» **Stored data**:
______
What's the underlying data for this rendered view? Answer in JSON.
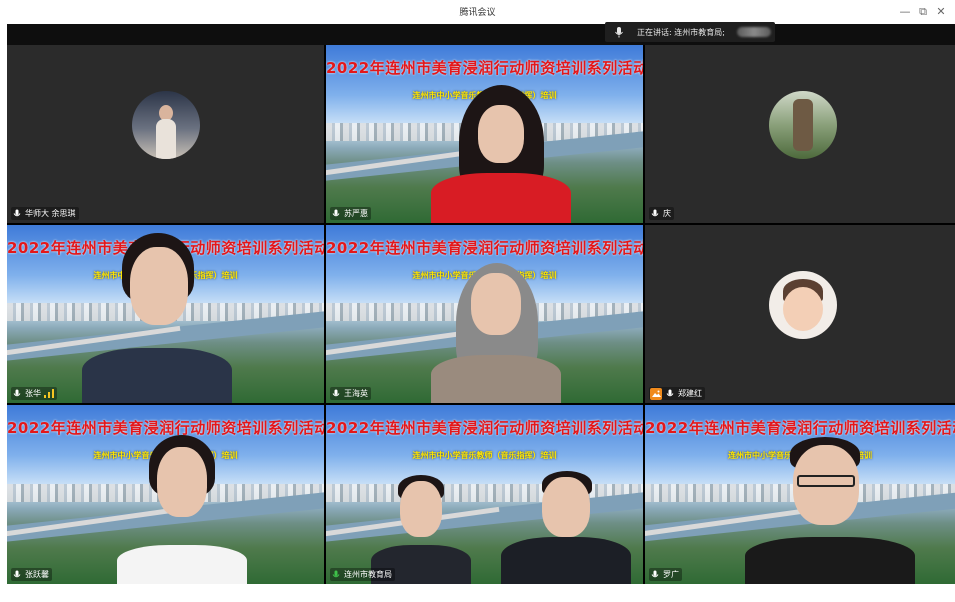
{
  "window": {
    "title": "腾讯会议",
    "minimize": "—",
    "maximize": "⧉",
    "close": "✕"
  },
  "speaking": {
    "label": "正在讲话: 连州市教育局;"
  },
  "banner": {
    "title": "2022年连州市美育浸润行动师资培训系列活动",
    "subtitle": "连州市中小学音乐教师（音乐指挥）培训"
  },
  "participants": [
    {
      "name": "华师大 余思琪",
      "type": "avatar",
      "mic": "on"
    },
    {
      "name": "苏严惠",
      "type": "video",
      "mic": "on"
    },
    {
      "name": "庆",
      "type": "avatar",
      "mic": "on"
    },
    {
      "name": "张华",
      "type": "video",
      "mic": "on",
      "signal": true
    },
    {
      "name": "王海英",
      "type": "video",
      "mic": "on"
    },
    {
      "name": "郑建红",
      "type": "avatar",
      "mic": "on",
      "camera_off_badge": true
    },
    {
      "name": "张跃馨",
      "type": "video",
      "mic": "on"
    },
    {
      "name": "连州市教育局",
      "type": "video",
      "mic": "speaking"
    },
    {
      "name": "罗广",
      "type": "video",
      "mic": "on"
    }
  ],
  "colors": {
    "banner_title": "#e4171a",
    "banner_subtitle": "#ffe600",
    "speaking_mic": "#3fc14a",
    "camera_off_badge": "#f08a1c"
  }
}
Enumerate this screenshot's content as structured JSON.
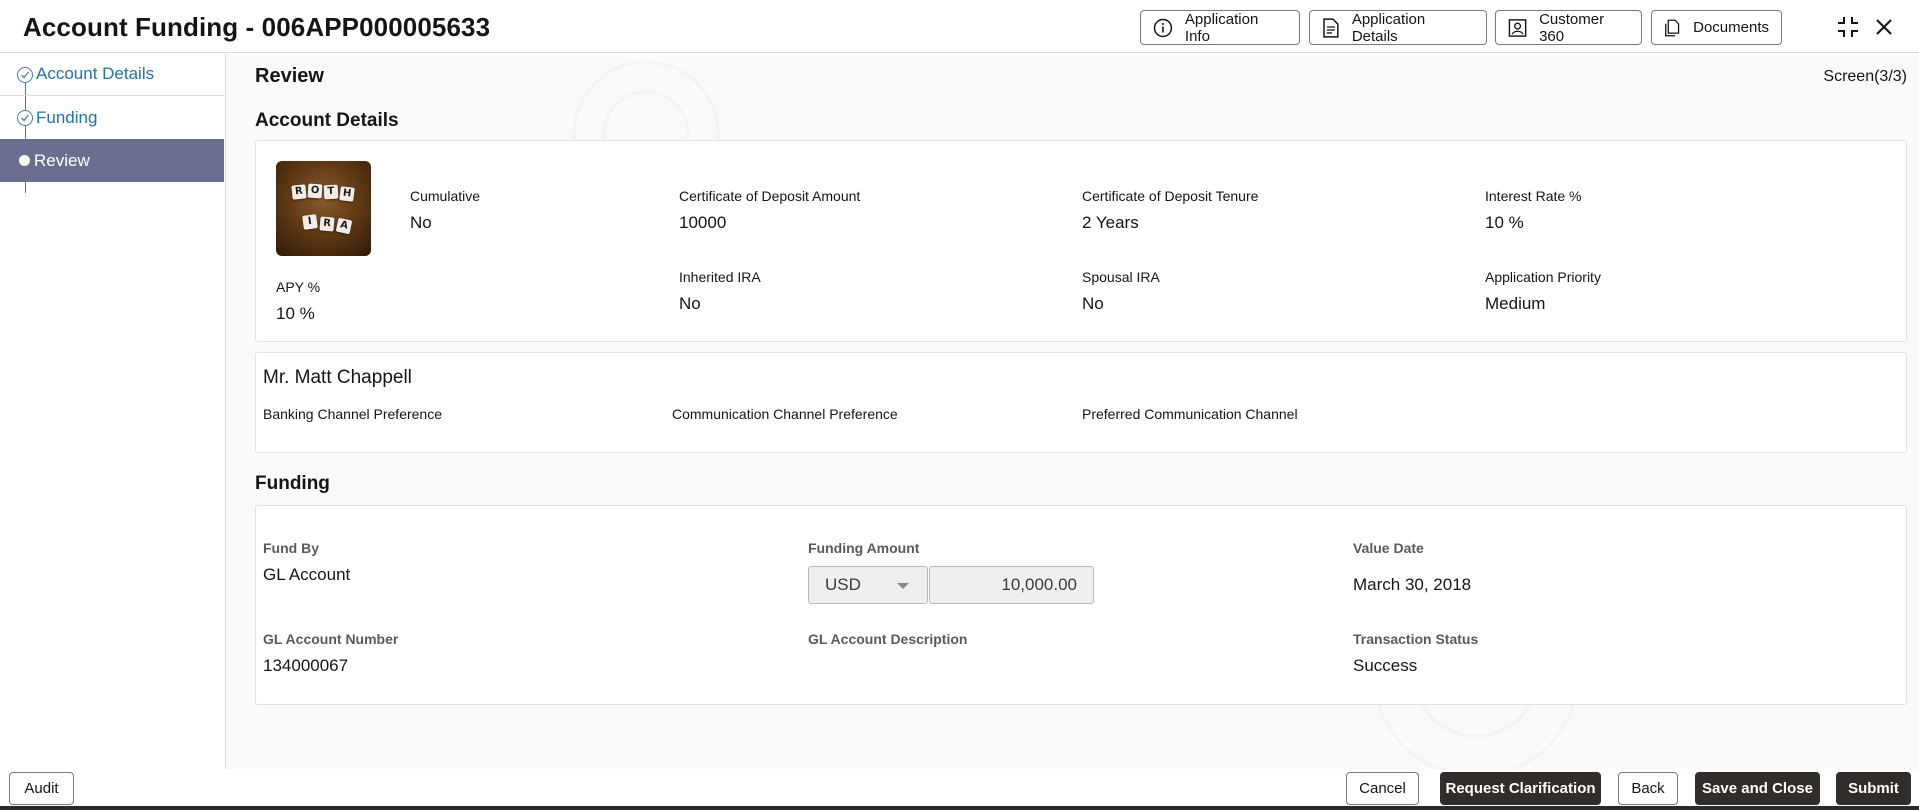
{
  "header": {
    "title": "Account Funding - 006APP000005633",
    "buttons": {
      "application_info": "Application Info",
      "application_details": "Application Details",
      "customer_360": "Customer 360",
      "documents": "Documents"
    }
  },
  "sidebar": {
    "items": [
      {
        "label": "Account Details",
        "state": "completed"
      },
      {
        "label": "Funding",
        "state": "completed"
      },
      {
        "label": "Review",
        "state": "active"
      }
    ]
  },
  "main": {
    "heading": "Review",
    "screen_indicator": "Screen(3/3)",
    "account_details": {
      "title": "Account Details",
      "image_tiles": [
        "R",
        "O",
        "T",
        "H",
        "I",
        "R",
        "A"
      ],
      "fields": {
        "cumulative": {
          "label": "Cumulative",
          "value": "No"
        },
        "cd_amount": {
          "label": "Certificate of Deposit Amount",
          "value": "10000"
        },
        "cd_tenure": {
          "label": "Certificate of Deposit Tenure",
          "value": "2 Years"
        },
        "interest_rate": {
          "label": "Interest Rate %",
          "value": "10 %"
        },
        "apy": {
          "label": "APY %",
          "value": "10 %"
        },
        "inherited_ira": {
          "label": "Inherited IRA",
          "value": "No"
        },
        "spousal_ira": {
          "label": "Spousal IRA",
          "value": "No"
        },
        "application_priority": {
          "label": "Application Priority",
          "value": "Medium"
        }
      }
    },
    "customer": {
      "name": "Mr. Matt Chappell",
      "banking_channel_label": "Banking Channel Preference",
      "communication_channel_label": "Communication Channel Preference",
      "preferred_channel_label": "Preferred Communication Channel"
    },
    "funding": {
      "title": "Funding",
      "fund_by": {
        "label": "Fund By",
        "value": "GL Account"
      },
      "funding_amount": {
        "label": "Funding Amount",
        "currency": "USD",
        "amount": "10,000.00"
      },
      "value_date": {
        "label": "Value Date",
        "value": "March 30, 2018"
      },
      "gl_account_number": {
        "label": "GL Account Number",
        "value": "134000067"
      },
      "gl_account_description": {
        "label": "GL Account Description"
      },
      "transaction_status": {
        "label": "Transaction Status",
        "value": "Success"
      }
    }
  },
  "footer": {
    "audit": "Audit",
    "cancel": "Cancel",
    "request_clarification": "Request Clarification",
    "back": "Back",
    "save_and_close": "Save and Close",
    "submit": "Submit"
  },
  "colors": {
    "accent_link": "#2472a4",
    "nav_active_bg": "#6a6f8f",
    "primary_button": "#312d2a"
  }
}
______
Transcribe the records above verbatim. Do not carry over any picture.

What's the underlying data for this rendered view? Answer in JSON.
{
  "window": {
    "title": "腾讯会议",
    "minimize": "—",
    "maximize": "⧉",
    "close": "✕"
  },
  "speaking": {
    "label": "正在讲话: 连州市教育局;"
  },
  "banner": {
    "title": "2022年连州市美育浸润行动师资培训系列活动",
    "subtitle": "连州市中小学音乐教师（音乐指挥）培训"
  },
  "participants": [
    {
      "name": "华师大 余思琪",
      "type": "avatar",
      "mic": "on"
    },
    {
      "name": "苏严惠",
      "type": "video",
      "mic": "on"
    },
    {
      "name": "庆",
      "type": "avatar",
      "mic": "on"
    },
    {
      "name": "张华",
      "type": "video",
      "mic": "on",
      "signal": true
    },
    {
      "name": "王海英",
      "type": "video",
      "mic": "on"
    },
    {
      "name": "郑建红",
      "type": "avatar",
      "mic": "on",
      "camera_off_badge": true
    },
    {
      "name": "张跃馨",
      "type": "video",
      "mic": "on"
    },
    {
      "name": "连州市教育局",
      "type": "video",
      "mic": "speaking"
    },
    {
      "name": "罗广",
      "type": "video",
      "mic": "on"
    }
  ],
  "colors": {
    "banner_title": "#e4171a",
    "banner_subtitle": "#ffe600",
    "speaking_mic": "#3fc14a",
    "camera_off_badge": "#f08a1c"
  }
}
Enumerate this screenshot's content as structured JSON.
{
  "header": {
    "title": "Account Funding - 006APP000005633",
    "buttons": {
      "application_info": "Application Info",
      "application_details": "Application Details",
      "customer_360": "Customer 360",
      "documents": "Documents"
    }
  },
  "sidebar": {
    "items": [
      {
        "label": "Account Details",
        "state": "completed"
      },
      {
        "label": "Funding",
        "state": "completed"
      },
      {
        "label": "Review",
        "state": "active"
      }
    ]
  },
  "main": {
    "heading": "Review",
    "screen_indicator": "Screen(3/3)",
    "account_details": {
      "title": "Account Details",
      "image_tiles": [
        "R",
        "O",
        "T",
        "H",
        "I",
        "R",
        "A"
      ],
      "fields": {
        "cumulative": {
          "label": "Cumulative",
          "value": "No"
        },
        "cd_amount": {
          "label": "Certificate of Deposit Amount",
          "value": "10000"
        },
        "cd_tenure": {
          "label": "Certificate of Deposit Tenure",
          "value": "2 Years"
        },
        "interest_rate": {
          "label": "Interest Rate %",
          "value": "10 %"
        },
        "apy": {
          "label": "APY %",
          "value": "10 %"
        },
        "inherited_ira": {
          "label": "Inherited IRA",
          "value": "No"
        },
        "spousal_ira": {
          "label": "Spousal IRA",
          "value": "No"
        },
        "application_priority": {
          "label": "Application Priority",
          "value": "Medium"
        }
      }
    },
    "customer": {
      "name": "Mr. Matt Chappell",
      "banking_channel_label": "Banking Channel Preference",
      "communication_channel_label": "Communication Channel Preference",
      "preferred_channel_label": "Preferred Communication Channel"
    },
    "funding": {
      "title": "Funding",
      "fund_by": {
        "label": "Fund By",
        "value": "GL Account"
      },
      "funding_amount": {
        "label": "Funding Amount",
        "currency": "USD",
        "amount": "10,000.00"
      },
      "value_date": {
        "label": "Value Date",
        "value": "March 30, 2018"
      },
      "gl_account_number": {
        "label": "GL Account Number",
        "value": "134000067"
      },
      "gl_account_description": {
        "label": "GL Account Description"
      },
      "transaction_status": {
        "label": "Transaction Status",
        "value": "Success"
      }
    }
  },
  "footer": {
    "audit": "Audit",
    "cancel": "Cancel",
    "request_clarification": "Request Clarification",
    "back": "Back",
    "save_and_close": "Save and Close",
    "submit": "Submit"
  },
  "colors": {
    "accent_link": "#2472a4",
    "nav_active_bg": "#6a6f8f",
    "primary_button": "#312d2a"
  }
}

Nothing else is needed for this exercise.